TASK INSTRUCTIONS
Reproduce every line of the material below, but drop the pictures.

* BEGIN *

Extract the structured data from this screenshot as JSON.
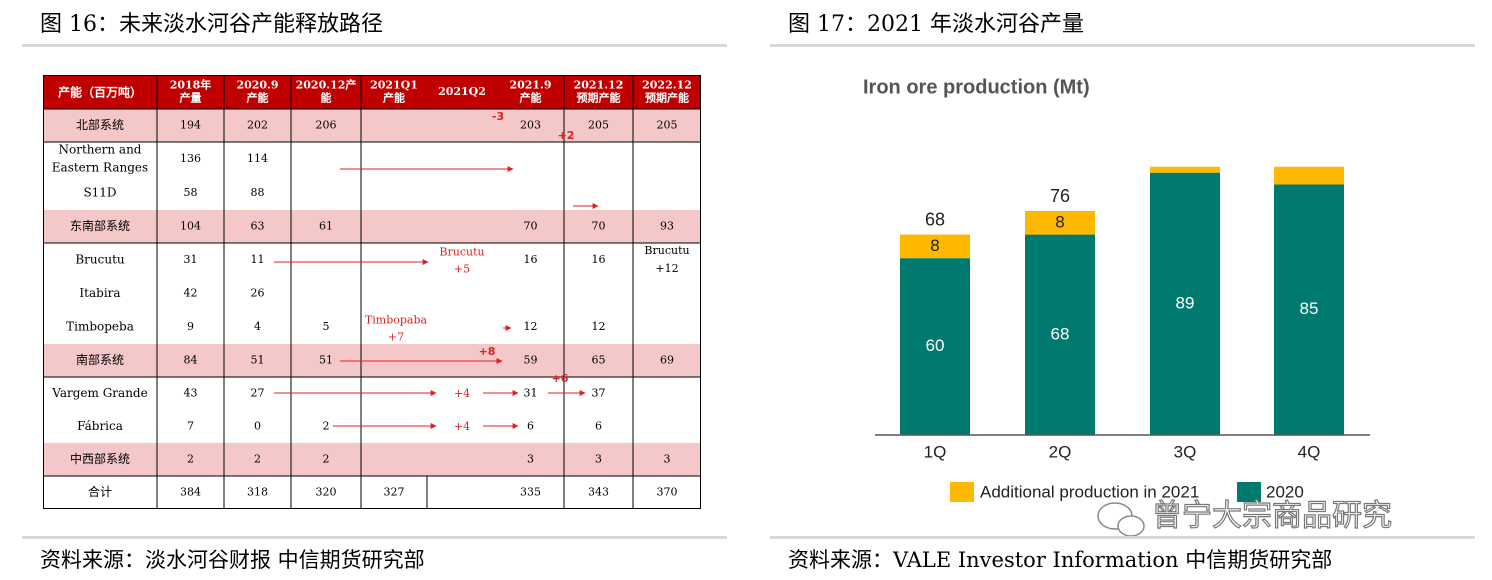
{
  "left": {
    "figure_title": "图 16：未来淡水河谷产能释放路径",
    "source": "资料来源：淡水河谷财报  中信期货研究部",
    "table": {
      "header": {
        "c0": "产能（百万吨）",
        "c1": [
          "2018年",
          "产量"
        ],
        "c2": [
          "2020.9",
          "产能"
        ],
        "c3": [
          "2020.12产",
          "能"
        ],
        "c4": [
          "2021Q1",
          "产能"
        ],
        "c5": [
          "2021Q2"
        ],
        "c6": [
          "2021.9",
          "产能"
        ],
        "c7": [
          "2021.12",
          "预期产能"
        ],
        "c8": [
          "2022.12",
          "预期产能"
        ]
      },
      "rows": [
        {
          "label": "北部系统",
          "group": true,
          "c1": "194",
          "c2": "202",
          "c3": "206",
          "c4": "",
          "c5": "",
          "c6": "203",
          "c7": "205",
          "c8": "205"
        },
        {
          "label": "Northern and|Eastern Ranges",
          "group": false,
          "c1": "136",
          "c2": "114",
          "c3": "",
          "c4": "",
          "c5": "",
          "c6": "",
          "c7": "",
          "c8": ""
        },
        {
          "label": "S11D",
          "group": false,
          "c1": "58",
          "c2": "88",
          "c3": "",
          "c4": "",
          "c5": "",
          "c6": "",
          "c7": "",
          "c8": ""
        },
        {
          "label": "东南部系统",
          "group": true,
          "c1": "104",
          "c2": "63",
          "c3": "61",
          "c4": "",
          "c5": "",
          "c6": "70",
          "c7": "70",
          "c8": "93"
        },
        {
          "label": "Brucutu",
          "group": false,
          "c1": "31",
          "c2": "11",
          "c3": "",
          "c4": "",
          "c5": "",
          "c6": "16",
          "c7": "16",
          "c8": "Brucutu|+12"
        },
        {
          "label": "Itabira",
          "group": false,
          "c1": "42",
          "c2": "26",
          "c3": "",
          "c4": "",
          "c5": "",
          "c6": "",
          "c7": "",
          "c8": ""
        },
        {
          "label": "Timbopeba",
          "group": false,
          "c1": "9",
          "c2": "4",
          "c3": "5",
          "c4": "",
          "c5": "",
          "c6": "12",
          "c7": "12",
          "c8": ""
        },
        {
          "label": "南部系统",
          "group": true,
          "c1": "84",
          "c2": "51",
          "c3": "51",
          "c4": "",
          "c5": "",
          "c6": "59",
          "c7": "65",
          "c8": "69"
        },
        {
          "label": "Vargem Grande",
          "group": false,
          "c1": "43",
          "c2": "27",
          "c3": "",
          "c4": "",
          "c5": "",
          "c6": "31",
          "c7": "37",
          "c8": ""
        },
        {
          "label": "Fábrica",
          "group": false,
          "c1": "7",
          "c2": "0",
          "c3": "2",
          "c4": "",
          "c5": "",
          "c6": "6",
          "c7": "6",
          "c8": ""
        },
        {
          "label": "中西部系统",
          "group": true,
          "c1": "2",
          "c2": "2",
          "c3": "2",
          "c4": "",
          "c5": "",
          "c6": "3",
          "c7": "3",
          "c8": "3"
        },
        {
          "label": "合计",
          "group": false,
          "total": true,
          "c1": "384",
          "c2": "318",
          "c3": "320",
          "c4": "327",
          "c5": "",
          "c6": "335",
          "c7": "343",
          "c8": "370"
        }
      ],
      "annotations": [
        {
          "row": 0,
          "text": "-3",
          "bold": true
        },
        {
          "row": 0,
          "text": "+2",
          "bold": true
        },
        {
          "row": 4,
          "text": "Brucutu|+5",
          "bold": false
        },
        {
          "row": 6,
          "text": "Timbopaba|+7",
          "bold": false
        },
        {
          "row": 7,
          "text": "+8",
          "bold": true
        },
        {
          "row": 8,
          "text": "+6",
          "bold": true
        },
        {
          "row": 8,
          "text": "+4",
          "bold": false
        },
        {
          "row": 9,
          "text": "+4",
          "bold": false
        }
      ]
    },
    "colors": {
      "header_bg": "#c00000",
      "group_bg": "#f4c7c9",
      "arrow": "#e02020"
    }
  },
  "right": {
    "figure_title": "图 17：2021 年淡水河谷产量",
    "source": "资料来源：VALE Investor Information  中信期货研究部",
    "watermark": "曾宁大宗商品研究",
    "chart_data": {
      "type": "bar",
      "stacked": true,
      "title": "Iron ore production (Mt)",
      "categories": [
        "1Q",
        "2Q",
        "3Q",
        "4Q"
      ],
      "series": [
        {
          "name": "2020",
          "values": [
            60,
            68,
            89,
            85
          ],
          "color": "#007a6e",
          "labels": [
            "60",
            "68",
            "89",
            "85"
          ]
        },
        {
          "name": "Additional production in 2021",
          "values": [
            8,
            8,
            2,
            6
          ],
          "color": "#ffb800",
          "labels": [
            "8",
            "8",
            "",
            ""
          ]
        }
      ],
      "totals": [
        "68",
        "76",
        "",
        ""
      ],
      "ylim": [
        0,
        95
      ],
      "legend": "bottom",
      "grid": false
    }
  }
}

* END *

ANSWER TO THIS PROBLEM
Extract the structured data from this screenshot as JSON.
{
  "left": {
    "figure_title": "图 16：未来淡水河谷产能释放路径",
    "source": "资料来源：淡水河谷财报  中信期货研究部",
    "table": {
      "header": {
        "c0": "产能（百万吨）",
        "c1": [
          "2018年",
          "产量"
        ],
        "c2": [
          "2020.9",
          "产能"
        ],
        "c3": [
          "2020.12产",
          "能"
        ],
        "c4": [
          "2021Q1",
          "产能"
        ],
        "c5": [
          "2021Q2"
        ],
        "c6": [
          "2021.9",
          "产能"
        ],
        "c7": [
          "2021.12",
          "预期产能"
        ],
        "c8": [
          "2022.12",
          "预期产能"
        ]
      },
      "rows": [
        {
          "label": "北部系统",
          "group": true,
          "c1": "194",
          "c2": "202",
          "c3": "206",
          "c4": "",
          "c5": "",
          "c6": "203",
          "c7": "205",
          "c8": "205"
        },
        {
          "label": "Northern and|Eastern Ranges",
          "group": false,
          "c1": "136",
          "c2": "114",
          "c3": "",
          "c4": "",
          "c5": "",
          "c6": "",
          "c7": "",
          "c8": ""
        },
        {
          "label": "S11D",
          "group": false,
          "c1": "58",
          "c2": "88",
          "c3": "",
          "c4": "",
          "c5": "",
          "c6": "",
          "c7": "",
          "c8": ""
        },
        {
          "label": "东南部系统",
          "group": true,
          "c1": "104",
          "c2": "63",
          "c3": "61",
          "c4": "",
          "c5": "",
          "c6": "70",
          "c7": "70",
          "c8": "93"
        },
        {
          "label": "Brucutu",
          "group": false,
          "c1": "31",
          "c2": "11",
          "c3": "",
          "c4": "",
          "c5": "",
          "c6": "16",
          "c7": "16",
          "c8": "Brucutu|+12"
        },
        {
          "label": "Itabira",
          "group": false,
          "c1": "42",
          "c2": "26",
          "c3": "",
          "c4": "",
          "c5": "",
          "c6": "",
          "c7": "",
          "c8": ""
        },
        {
          "label": "Timbopeba",
          "group": false,
          "c1": "9",
          "c2": "4",
          "c3": "5",
          "c4": "",
          "c5": "",
          "c6": "12",
          "c7": "12",
          "c8": ""
        },
        {
          "label": "南部系统",
          "group": true,
          "c1": "84",
          "c2": "51",
          "c3": "51",
          "c4": "",
          "c5": "",
          "c6": "59",
          "c7": "65",
          "c8": "69"
        },
        {
          "label": "Vargem Grande",
          "group": false,
          "c1": "43",
          "c2": "27",
          "c3": "",
          "c4": "",
          "c5": "",
          "c6": "31",
          "c7": "37",
          "c8": ""
        },
        {
          "label": "Fábrica",
          "group": false,
          "c1": "7",
          "c2": "0",
          "c3": "2",
          "c4": "",
          "c5": "",
          "c6": "6",
          "c7": "6",
          "c8": ""
        },
        {
          "label": "中西部系统",
          "group": true,
          "c1": "2",
          "c2": "2",
          "c3": "2",
          "c4": "",
          "c5": "",
          "c6": "3",
          "c7": "3",
          "c8": "3"
        },
        {
          "label": "合计",
          "group": false,
          "total": true,
          "c1": "384",
          "c2": "318",
          "c3": "320",
          "c4": "327",
          "c5": "",
          "c6": "335",
          "c7": "343",
          "c8": "370"
        }
      ],
      "annotations": [
        {
          "row": 0,
          "text": "-3",
          "bold": true
        },
        {
          "row": 0,
          "text": "+2",
          "bold": true
        },
        {
          "row": 4,
          "text": "Brucutu|+5",
          "bold": false
        },
        {
          "row": 6,
          "text": "Timbopaba|+7",
          "bold": false
        },
        {
          "row": 7,
          "text": "+8",
          "bold": true
        },
        {
          "row": 8,
          "text": "+6",
          "bold": true
        },
        {
          "row": 8,
          "text": "+4",
          "bold": false
        },
        {
          "row": 9,
          "text": "+4",
          "bold": false
        }
      ]
    },
    "colors": {
      "header_bg": "#c00000",
      "group_bg": "#f4c7c9",
      "arrow": "#e02020"
    }
  },
  "right": {
    "figure_title": "图 17：2021 年淡水河谷产量",
    "source": "资料来源：VALE Investor Information  中信期货研究部",
    "watermark": "曾宁大宗商品研究",
    "chart_data": {
      "type": "bar",
      "stacked": true,
      "title": "Iron ore production (Mt)",
      "categories": [
        "1Q",
        "2Q",
        "3Q",
        "4Q"
      ],
      "series": [
        {
          "name": "2020",
          "values": [
            60,
            68,
            89,
            85
          ],
          "color": "#007a6e",
          "labels": [
            "60",
            "68",
            "89",
            "85"
          ]
        },
        {
          "name": "Additional production in 2021",
          "values": [
            8,
            8,
            2,
            6
          ],
          "color": "#ffb800",
          "labels": [
            "8",
            "8",
            "",
            ""
          ]
        }
      ],
      "totals": [
        "68",
        "76",
        "",
        ""
      ],
      "ylim": [
        0,
        95
      ],
      "legend": "bottom",
      "grid": false
    }
  }
}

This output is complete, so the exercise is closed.